------ DATA ROWS ------

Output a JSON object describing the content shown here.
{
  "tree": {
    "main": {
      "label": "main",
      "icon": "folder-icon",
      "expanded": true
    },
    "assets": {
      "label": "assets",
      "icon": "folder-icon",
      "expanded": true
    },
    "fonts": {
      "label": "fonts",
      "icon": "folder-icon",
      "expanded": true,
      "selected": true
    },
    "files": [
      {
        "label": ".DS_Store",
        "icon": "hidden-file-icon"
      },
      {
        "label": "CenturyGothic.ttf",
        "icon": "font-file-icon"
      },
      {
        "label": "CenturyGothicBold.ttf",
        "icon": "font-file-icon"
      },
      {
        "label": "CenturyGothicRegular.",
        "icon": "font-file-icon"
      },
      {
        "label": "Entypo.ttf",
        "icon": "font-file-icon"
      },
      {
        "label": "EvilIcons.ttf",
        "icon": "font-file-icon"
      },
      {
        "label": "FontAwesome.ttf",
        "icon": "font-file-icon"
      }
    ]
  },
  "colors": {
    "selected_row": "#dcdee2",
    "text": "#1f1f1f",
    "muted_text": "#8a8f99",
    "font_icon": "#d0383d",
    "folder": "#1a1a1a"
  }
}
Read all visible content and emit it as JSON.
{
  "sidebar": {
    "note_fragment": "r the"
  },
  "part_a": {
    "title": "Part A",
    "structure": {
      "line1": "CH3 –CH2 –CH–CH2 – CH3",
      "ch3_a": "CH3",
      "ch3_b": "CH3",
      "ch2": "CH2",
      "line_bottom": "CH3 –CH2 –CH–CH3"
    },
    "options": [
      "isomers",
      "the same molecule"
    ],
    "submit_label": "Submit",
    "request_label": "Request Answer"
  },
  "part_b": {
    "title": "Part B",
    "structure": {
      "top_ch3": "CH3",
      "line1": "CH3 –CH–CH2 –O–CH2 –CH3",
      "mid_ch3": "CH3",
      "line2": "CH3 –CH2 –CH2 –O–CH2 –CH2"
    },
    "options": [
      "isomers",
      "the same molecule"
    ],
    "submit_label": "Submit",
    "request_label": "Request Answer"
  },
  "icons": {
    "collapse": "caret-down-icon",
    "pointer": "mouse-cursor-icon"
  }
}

------

→ **TO DO**
Transcribe all entries exactly as they are given.

→ **ANSWER IN FULL**
Output a JSON object describing the content shown here.
{
  "tree": {
    "main": {
      "label": "main",
      "icon": "folder-icon",
      "expanded": true
    },
    "assets": {
      "label": "assets",
      "icon": "folder-icon",
      "expanded": true
    },
    "fonts": {
      "label": "fonts",
      "icon": "folder-icon",
      "expanded": true,
      "selected": true
    },
    "files": [
      {
        "label": ".DS_Store",
        "icon": "hidden-file-icon"
      },
      {
        "label": "CenturyGothic.ttf",
        "icon": "font-file-icon"
      },
      {
        "label": "CenturyGothicBold.ttf",
        "icon": "font-file-icon"
      },
      {
        "label": "CenturyGothicRegular.",
        "icon": "font-file-icon"
      },
      {
        "label": "Entypo.ttf",
        "icon": "font-file-icon"
      },
      {
        "label": "EvilIcons.ttf",
        "icon": "font-file-icon"
      },
      {
        "label": "FontAwesome.ttf",
        "icon": "font-file-icon"
      }
    ]
  },
  "colors": {
    "selected_row": "#dcdee2",
    "text": "#1f1f1f",
    "muted_text": "#8a8f99",
    "font_icon": "#d0383d",
    "folder": "#1a1a1a"
  }
}
Read all visible content and emit it as JSON.
{
  "sidebar": {
    "note_fragment": "r the"
  },
  "part_a": {
    "title": "Part A",
    "structure": {
      "line1": "CH3 –CH2 –CH–CH2 – CH3",
      "ch3_a": "CH3",
      "ch3_b": "CH3",
      "ch2": "CH2",
      "line_bottom": "CH3 –CH2 –CH–CH3"
    },
    "options": [
      "isomers",
      "the same molecule"
    ],
    "submit_label": "Submit",
    "request_label": "Request Answer"
  },
  "part_b": {
    "title": "Part B",
    "structure": {
      "top_ch3": "CH3",
      "line1": "CH3 –CH–CH2 –O–CH2 –CH3",
      "mid_ch3": "CH3",
      "line2": "CH3 –CH2 –CH2 –O–CH2 –CH2"
    },
    "options": [
      "isomers",
      "the same molecule"
    ],
    "submit_label": "Submit",
    "request_label": "Request Answer"
  },
  "icons": {
    "collapse": "caret-down-icon",
    "pointer": "mouse-cursor-icon"
  }
}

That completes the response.